──────── DATA RECORDS ────────

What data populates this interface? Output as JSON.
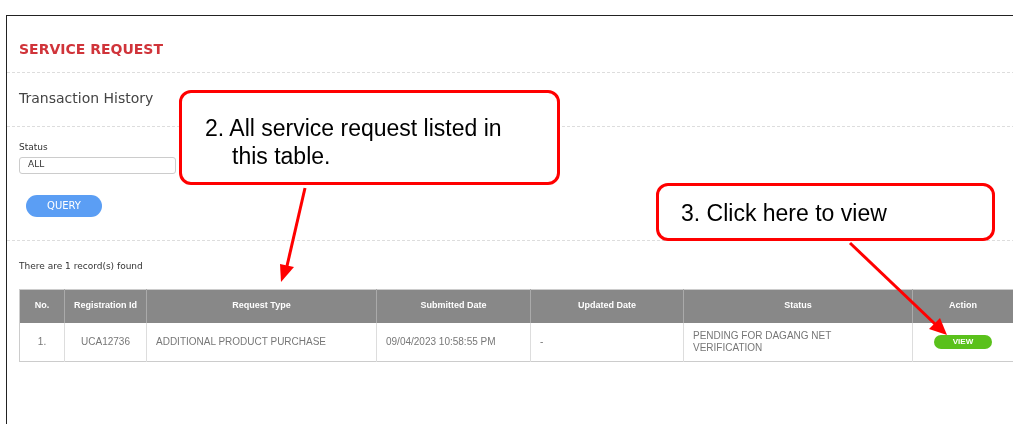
{
  "page_title": "SERVICE REQUEST",
  "section_title": "Transaction History",
  "status_filter": {
    "label": "Status",
    "value": "ALL"
  },
  "query_button": "QUERY",
  "record_count": "There are 1 record(s) found",
  "table": {
    "columns": [
      "No.",
      "Registration Id",
      "Request Type",
      "Submitted Date",
      "Updated Date",
      "Status",
      "Action"
    ],
    "rows": [
      {
        "cells": [
          "1.",
          "UCA12736",
          "ADDITIONAL PRODUCT PURCHASE",
          "09/04/2023 10:58:55 PM",
          "-",
          "PENDING FOR DAGANG NET VERIFICATION"
        ],
        "action": "VIEW"
      }
    ]
  },
  "callouts": [
    {
      "text": "2.  All service request listed in this table."
    },
    {
      "text": "3.  Click here to view"
    }
  ]
}
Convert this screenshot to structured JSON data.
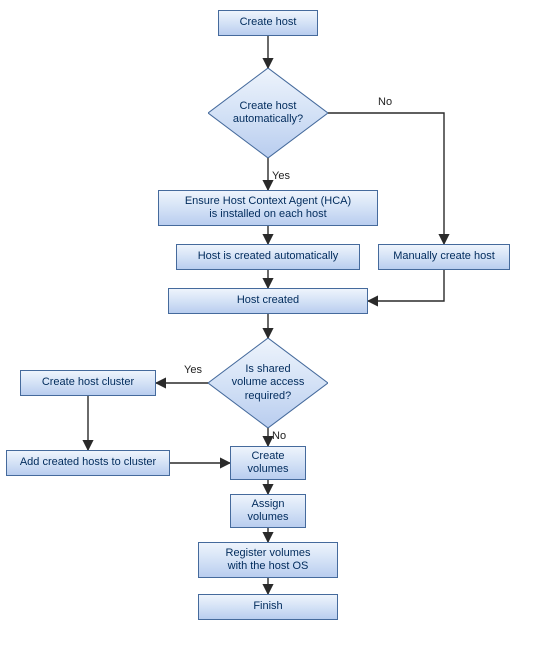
{
  "nodes": {
    "start": "Create host",
    "d1": "Create host\nautomatically?",
    "hca": "Ensure Host Context Agent (HCA)\nis installed on each host",
    "autocreate": "Host is created automatically",
    "manual": "Manually create host",
    "hostcreated": "Host created",
    "d2": "Is shared\nvolume access\nrequired?",
    "createcluster": "Create host cluster",
    "addhosts": "Add created hosts to cluster",
    "createvolumes": "Create\nvolumes",
    "assignvolumes": "Assign\nvolumes",
    "register": "Register volumes\nwith the host OS",
    "finish": "Finish"
  },
  "labels": {
    "d1_yes": "Yes",
    "d1_no": "No",
    "d2_yes": "Yes",
    "d2_no": "No"
  }
}
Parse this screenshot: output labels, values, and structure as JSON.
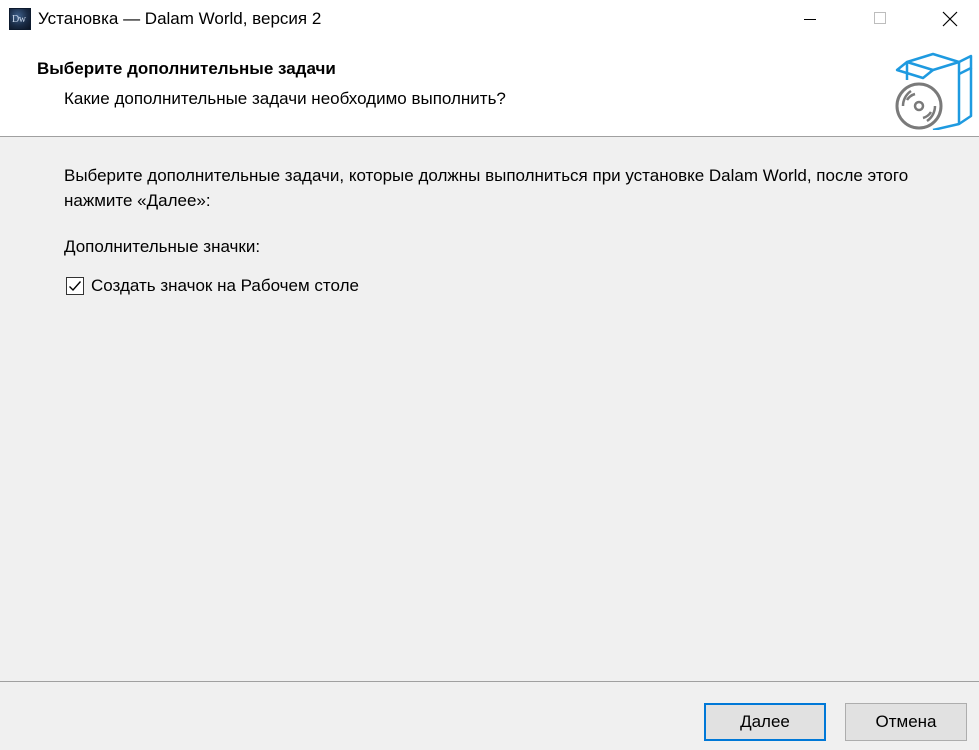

────────

* **STATED GOAL**
Each entry above should be reproduced exactly, with the pictures removed.

* **WRITTEN ANSWER**
What data populates this interface? Output as JSON.
{
  "page_title": "SERVICE REQUEST",
  "section_title": "Transaction History",
  "status_filter": {
    "label": "Status",
    "value": "ALL"
  },
  "query_button": "QUERY",
  "record_count": "There are 1 record(s) found",
  "table": {
    "columns": [
      "No.",
      "Registration Id",
      "Request Type",
      "Submitted Date",
      "Updated Date",
      "Status",
      "Action"
    ],
    "rows": [
      {
        "cells": [
          "1.",
          "UCA12736",
          "ADDITIONAL PRODUCT PURCHASE",
          "09/04/2023 10:58:55 PM",
          "-",
          "PENDING FOR DAGANG NET VERIFICATION"
        ],
        "action": "VIEW"
      }
    ]
  },
  "callouts": [
    {
      "text": "2.  All service request listed in this table."
    },
    {
      "text": "3.  Click here to view"
    }
  ]
}
Convert this screenshot to structured JSON data.
{
  "nodes": {
    "start": "Create host",
    "d1": "Create host\nautomatically?",
    "hca": "Ensure Host Context Agent (HCA)\nis installed on each host",
    "autocreate": "Host is created automatically",
    "manual": "Manually create host",
    "hostcreated": "Host created",
    "d2": "Is shared\nvolume access\nrequired?",
    "createcluster": "Create host cluster",
    "addhosts": "Add created hosts to cluster",
    "createvolumes": "Create\nvolumes",
    "assignvolumes": "Assign\nvolumes",
    "register": "Register volumes\nwith the host OS",
    "finish": "Finish"
  },
  "labels": {
    "d1_yes": "Yes",
    "d1_no": "No",
    "d2_yes": "Yes",
    "d2_no": "No"
  }
}
Parse this screenshot: output labels, values, and structure as JSON.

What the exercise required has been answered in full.